----- Material for this exercise -----
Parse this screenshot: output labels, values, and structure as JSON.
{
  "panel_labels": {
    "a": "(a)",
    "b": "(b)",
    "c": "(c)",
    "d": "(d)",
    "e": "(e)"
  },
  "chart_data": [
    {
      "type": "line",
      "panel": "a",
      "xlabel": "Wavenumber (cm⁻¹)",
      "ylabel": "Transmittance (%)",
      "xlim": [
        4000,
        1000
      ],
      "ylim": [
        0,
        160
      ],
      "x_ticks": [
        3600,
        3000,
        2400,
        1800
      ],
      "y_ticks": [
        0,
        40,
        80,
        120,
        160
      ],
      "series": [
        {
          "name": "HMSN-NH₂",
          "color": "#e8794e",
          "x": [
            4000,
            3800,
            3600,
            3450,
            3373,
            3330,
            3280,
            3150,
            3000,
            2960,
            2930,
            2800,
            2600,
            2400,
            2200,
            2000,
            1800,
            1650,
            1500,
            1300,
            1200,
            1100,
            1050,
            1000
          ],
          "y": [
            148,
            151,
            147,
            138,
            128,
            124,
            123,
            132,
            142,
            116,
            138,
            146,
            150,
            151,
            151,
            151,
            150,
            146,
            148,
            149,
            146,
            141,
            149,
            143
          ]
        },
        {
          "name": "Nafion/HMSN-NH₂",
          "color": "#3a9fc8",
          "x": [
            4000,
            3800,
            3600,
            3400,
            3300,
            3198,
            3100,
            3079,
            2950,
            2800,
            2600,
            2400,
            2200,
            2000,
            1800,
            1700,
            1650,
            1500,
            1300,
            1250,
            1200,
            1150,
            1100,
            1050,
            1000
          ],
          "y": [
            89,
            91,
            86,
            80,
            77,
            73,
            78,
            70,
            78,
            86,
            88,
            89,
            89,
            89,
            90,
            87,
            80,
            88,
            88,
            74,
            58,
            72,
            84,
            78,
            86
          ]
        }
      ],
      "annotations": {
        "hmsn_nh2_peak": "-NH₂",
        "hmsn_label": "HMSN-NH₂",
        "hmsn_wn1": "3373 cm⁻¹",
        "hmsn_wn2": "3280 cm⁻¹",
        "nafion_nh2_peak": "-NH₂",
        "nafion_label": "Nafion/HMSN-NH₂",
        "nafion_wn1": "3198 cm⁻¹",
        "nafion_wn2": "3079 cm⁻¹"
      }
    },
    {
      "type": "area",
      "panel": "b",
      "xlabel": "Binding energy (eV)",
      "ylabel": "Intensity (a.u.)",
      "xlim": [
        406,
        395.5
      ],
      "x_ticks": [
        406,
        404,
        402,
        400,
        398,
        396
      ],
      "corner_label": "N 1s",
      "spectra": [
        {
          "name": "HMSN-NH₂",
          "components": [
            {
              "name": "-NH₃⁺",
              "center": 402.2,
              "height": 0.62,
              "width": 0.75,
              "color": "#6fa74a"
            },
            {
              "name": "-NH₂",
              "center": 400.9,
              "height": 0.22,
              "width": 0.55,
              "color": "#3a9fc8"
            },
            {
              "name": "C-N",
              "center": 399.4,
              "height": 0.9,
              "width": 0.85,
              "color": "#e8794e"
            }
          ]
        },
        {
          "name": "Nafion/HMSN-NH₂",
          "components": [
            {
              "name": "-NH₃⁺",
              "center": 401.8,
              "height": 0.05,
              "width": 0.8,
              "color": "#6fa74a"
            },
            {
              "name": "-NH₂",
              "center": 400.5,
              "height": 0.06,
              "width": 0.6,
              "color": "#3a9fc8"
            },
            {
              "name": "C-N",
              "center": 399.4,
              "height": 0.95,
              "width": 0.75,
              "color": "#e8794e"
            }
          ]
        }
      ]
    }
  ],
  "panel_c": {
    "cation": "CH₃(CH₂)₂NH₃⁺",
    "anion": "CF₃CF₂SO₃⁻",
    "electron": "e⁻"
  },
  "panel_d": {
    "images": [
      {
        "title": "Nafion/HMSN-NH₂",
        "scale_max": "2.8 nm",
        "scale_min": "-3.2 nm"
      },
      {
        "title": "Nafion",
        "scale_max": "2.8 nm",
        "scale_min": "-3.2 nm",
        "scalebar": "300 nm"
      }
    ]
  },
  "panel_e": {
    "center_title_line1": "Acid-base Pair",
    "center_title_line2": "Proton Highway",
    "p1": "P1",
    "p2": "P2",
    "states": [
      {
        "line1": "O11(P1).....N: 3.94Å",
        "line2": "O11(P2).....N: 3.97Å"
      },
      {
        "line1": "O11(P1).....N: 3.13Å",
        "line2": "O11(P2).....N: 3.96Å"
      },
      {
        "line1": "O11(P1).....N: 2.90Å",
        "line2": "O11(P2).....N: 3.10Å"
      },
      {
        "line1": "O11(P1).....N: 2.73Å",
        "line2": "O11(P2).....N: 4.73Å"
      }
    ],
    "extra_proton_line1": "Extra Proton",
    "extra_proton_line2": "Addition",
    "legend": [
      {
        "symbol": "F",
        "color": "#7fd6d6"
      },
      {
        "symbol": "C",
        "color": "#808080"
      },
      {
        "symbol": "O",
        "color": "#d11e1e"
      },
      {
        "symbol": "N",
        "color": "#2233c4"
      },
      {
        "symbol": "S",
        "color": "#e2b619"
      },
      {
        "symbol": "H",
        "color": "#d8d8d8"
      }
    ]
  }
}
-----
What you have to do >>
Extract each record, keeping it identical to the original.

Answer for the task >>
Parse this screenshot: output labels, values, and structure as JSON.
{
  "panel_labels": {
    "a": "(a)",
    "b": "(b)",
    "c": "(c)",
    "d": "(d)",
    "e": "(e)"
  },
  "chart_data": [
    {
      "type": "line",
      "panel": "a",
      "xlabel": "Wavenumber (cm⁻¹)",
      "ylabel": "Transmittance (%)",
      "xlim": [
        4000,
        1000
      ],
      "ylim": [
        0,
        160
      ],
      "x_ticks": [
        3600,
        3000,
        2400,
        1800
      ],
      "y_ticks": [
        0,
        40,
        80,
        120,
        160
      ],
      "series": [
        {
          "name": "HMSN-NH₂",
          "color": "#e8794e",
          "x": [
            4000,
            3800,
            3600,
            3450,
            3373,
            3330,
            3280,
            3150,
            3000,
            2960,
            2930,
            2800,
            2600,
            2400,
            2200,
            2000,
            1800,
            1650,
            1500,
            1300,
            1200,
            1100,
            1050,
            1000
          ],
          "y": [
            148,
            151,
            147,
            138,
            128,
            124,
            123,
            132,
            142,
            116,
            138,
            146,
            150,
            151,
            151,
            151,
            150,
            146,
            148,
            149,
            146,
            141,
            149,
            143
          ]
        },
        {
          "name": "Nafion/HMSN-NH₂",
          "color": "#3a9fc8",
          "x": [
            4000,
            3800,
            3600,
            3400,
            3300,
            3198,
            3100,
            3079,
            2950,
            2800,
            2600,
            2400,
            2200,
            2000,
            1800,
            1700,
            1650,
            1500,
            1300,
            1250,
            1200,
            1150,
            1100,
            1050,
            1000
          ],
          "y": [
            89,
            91,
            86,
            80,
            77,
            73,
            78,
            70,
            78,
            86,
            88,
            89,
            89,
            89,
            90,
            87,
            80,
            88,
            88,
            74,
            58,
            72,
            84,
            78,
            86
          ]
        }
      ],
      "annotations": {
        "hmsn_nh2_peak": "-NH₂",
        "hmsn_label": "HMSN-NH₂",
        "hmsn_wn1": "3373 cm⁻¹",
        "hmsn_wn2": "3280 cm⁻¹",
        "nafion_nh2_peak": "-NH₂",
        "nafion_label": "Nafion/HMSN-NH₂",
        "nafion_wn1": "3198 cm⁻¹",
        "nafion_wn2": "3079 cm⁻¹"
      }
    },
    {
      "type": "area",
      "panel": "b",
      "xlabel": "Binding energy (eV)",
      "ylabel": "Intensity (a.u.)",
      "xlim": [
        406,
        395.5
      ],
      "x_ticks": [
        406,
        404,
        402,
        400,
        398,
        396
      ],
      "corner_label": "N 1s",
      "spectra": [
        {
          "name": "HMSN-NH₂",
          "components": [
            {
              "name": "-NH₃⁺",
              "center": 402.2,
              "height": 0.62,
              "width": 0.75,
              "color": "#6fa74a"
            },
            {
              "name": "-NH₂",
              "center": 400.9,
              "height": 0.22,
              "width": 0.55,
              "color": "#3a9fc8"
            },
            {
              "name": "C-N",
              "center": 399.4,
              "height": 0.9,
              "width": 0.85,
              "color": "#e8794e"
            }
          ]
        },
        {
          "name": "Nafion/HMSN-NH₂",
          "components": [
            {
              "name": "-NH₃⁺",
              "center": 401.8,
              "height": 0.05,
              "width": 0.8,
              "color": "#6fa74a"
            },
            {
              "name": "-NH₂",
              "center": 400.5,
              "height": 0.06,
              "width": 0.6,
              "color": "#3a9fc8"
            },
            {
              "name": "C-N",
              "center": 399.4,
              "height": 0.95,
              "width": 0.75,
              "color": "#e8794e"
            }
          ]
        }
      ]
    }
  ],
  "panel_c": {
    "cation": "CH₃(CH₂)₂NH₃⁺",
    "anion": "CF₃CF₂SO₃⁻",
    "electron": "e⁻"
  },
  "panel_d": {
    "images": [
      {
        "title": "Nafion/HMSN-NH₂",
        "scale_max": "2.8 nm",
        "scale_min": "-3.2 nm"
      },
      {
        "title": "Nafion",
        "scale_max": "2.8 nm",
        "scale_min": "-3.2 nm",
        "scalebar": "300 nm"
      }
    ]
  },
  "panel_e": {
    "center_title_line1": "Acid-base Pair",
    "center_title_line2": "Proton Highway",
    "p1": "P1",
    "p2": "P2",
    "states": [
      {
        "line1": "O11(P1).....N: 3.94Å",
        "line2": "O11(P2).....N: 3.97Å"
      },
      {
        "line1": "O11(P1).....N: 3.13Å",
        "line2": "O11(P2).....N: 3.96Å"
      },
      {
        "line1": "O11(P1).....N: 2.90Å",
        "line2": "O11(P2).....N: 3.10Å"
      },
      {
        "line1": "O11(P1).....N: 2.73Å",
        "line2": "O11(P2).....N: 4.73Å"
      }
    ],
    "extra_proton_line1": "Extra Proton",
    "extra_proton_line2": "Addition",
    "legend": [
      {
        "symbol": "F",
        "color": "#7fd6d6"
      },
      {
        "symbol": "C",
        "color": "#808080"
      },
      {
        "symbol": "O",
        "color": "#d11e1e"
      },
      {
        "symbol": "N",
        "color": "#2233c4"
      },
      {
        "symbol": "S",
        "color": "#e2b619"
      },
      {
        "symbol": "H",
        "color": "#d8d8d8"
      }
    ]
  }
}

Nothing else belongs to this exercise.